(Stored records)
********************
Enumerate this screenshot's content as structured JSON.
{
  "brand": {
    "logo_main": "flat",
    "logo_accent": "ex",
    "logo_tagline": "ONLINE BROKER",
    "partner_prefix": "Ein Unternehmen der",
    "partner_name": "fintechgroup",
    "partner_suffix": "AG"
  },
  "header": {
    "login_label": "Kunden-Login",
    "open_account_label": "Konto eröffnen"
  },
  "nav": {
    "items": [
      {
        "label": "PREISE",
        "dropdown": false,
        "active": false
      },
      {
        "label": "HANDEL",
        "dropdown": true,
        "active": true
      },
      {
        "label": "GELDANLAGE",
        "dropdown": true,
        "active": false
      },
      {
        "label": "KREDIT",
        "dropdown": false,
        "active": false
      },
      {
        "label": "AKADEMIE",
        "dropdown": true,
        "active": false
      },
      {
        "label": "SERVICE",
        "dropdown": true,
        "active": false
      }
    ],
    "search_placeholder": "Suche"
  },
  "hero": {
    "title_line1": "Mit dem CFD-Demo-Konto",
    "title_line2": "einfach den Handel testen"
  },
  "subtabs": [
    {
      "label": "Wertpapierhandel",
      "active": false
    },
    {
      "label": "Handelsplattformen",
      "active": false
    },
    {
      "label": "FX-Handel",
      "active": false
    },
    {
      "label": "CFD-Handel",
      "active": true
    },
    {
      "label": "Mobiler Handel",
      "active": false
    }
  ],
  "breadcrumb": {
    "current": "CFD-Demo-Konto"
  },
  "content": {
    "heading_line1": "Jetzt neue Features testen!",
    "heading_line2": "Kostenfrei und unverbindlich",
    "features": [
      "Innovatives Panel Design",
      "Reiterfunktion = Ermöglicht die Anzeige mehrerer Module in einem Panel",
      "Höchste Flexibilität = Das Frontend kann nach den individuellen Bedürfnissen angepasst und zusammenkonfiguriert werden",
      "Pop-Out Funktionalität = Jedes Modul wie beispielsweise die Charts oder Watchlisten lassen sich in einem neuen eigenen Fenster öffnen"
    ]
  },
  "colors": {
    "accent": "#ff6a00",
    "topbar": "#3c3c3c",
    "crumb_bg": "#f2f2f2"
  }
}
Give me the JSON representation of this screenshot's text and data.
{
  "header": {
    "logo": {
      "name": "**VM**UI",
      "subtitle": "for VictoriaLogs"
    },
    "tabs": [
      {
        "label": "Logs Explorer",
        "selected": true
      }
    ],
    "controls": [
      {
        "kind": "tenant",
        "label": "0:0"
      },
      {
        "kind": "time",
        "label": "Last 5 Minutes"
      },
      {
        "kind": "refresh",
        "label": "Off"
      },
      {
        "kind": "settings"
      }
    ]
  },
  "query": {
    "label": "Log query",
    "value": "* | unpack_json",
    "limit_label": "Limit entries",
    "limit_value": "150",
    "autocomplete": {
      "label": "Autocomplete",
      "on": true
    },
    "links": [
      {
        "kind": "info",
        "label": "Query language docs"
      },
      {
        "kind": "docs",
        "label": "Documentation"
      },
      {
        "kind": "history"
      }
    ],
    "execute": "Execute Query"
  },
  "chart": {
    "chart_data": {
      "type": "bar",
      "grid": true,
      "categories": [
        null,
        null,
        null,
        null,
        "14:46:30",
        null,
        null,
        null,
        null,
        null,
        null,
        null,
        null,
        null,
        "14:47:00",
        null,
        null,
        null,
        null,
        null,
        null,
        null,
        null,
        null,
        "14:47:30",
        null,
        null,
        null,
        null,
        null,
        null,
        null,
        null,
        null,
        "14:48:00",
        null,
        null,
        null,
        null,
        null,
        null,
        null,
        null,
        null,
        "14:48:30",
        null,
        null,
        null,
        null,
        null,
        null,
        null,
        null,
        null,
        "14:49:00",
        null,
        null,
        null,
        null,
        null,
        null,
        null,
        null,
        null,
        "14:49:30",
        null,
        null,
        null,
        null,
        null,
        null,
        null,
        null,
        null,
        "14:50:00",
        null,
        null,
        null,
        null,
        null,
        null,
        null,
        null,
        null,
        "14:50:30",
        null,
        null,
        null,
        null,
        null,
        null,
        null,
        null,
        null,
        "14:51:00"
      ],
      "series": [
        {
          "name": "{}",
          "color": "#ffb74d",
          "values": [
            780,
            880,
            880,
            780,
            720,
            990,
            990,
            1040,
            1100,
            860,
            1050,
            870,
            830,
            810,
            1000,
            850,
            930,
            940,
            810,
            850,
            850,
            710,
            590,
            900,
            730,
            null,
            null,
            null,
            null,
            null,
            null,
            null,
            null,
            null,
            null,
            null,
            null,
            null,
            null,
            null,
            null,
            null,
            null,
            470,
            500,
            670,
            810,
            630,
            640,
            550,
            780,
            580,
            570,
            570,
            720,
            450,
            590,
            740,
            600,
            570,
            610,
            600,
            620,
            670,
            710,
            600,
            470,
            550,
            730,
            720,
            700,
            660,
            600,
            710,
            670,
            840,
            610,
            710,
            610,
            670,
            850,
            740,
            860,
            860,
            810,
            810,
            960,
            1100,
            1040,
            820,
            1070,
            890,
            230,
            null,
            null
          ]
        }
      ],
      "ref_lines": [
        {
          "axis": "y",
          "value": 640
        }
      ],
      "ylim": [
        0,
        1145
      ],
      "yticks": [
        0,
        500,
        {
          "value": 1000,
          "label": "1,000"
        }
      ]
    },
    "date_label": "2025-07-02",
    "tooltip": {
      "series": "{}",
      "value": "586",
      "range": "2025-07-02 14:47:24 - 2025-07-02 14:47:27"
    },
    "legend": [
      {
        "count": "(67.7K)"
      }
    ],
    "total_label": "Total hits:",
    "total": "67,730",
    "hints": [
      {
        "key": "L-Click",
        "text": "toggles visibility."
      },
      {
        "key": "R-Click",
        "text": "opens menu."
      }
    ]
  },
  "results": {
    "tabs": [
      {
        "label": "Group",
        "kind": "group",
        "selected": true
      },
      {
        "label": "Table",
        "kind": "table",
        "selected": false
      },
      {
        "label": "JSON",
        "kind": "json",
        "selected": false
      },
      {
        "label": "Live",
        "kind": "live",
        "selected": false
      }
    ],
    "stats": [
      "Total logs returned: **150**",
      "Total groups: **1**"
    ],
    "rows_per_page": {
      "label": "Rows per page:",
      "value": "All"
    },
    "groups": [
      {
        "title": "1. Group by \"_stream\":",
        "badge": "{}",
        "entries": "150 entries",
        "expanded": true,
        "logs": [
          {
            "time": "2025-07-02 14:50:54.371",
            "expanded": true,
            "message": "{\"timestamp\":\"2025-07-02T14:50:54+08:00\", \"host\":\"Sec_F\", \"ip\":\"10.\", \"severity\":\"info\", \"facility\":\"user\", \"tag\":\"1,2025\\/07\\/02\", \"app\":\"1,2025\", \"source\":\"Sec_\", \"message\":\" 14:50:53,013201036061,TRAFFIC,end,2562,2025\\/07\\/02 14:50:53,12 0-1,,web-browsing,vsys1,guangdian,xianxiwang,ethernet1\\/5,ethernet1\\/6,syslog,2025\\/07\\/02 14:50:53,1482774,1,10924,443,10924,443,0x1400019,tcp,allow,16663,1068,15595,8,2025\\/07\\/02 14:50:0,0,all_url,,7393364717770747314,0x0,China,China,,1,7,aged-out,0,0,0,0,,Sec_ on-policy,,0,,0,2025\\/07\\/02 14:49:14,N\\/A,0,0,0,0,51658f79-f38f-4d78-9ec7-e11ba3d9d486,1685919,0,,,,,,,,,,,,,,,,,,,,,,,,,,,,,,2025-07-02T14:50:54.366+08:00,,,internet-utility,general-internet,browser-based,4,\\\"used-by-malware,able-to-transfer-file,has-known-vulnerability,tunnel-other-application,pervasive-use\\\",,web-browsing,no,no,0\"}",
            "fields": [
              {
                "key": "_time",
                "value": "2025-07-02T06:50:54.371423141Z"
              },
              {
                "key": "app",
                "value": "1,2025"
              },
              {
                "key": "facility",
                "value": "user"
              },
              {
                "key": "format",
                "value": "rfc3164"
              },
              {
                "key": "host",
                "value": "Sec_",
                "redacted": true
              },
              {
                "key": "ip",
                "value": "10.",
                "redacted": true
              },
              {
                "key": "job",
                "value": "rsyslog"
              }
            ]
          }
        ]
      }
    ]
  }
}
********************
Return each line of the listing that holds the string "docs".

        "label": "Query language docs"
        "kind": "docs",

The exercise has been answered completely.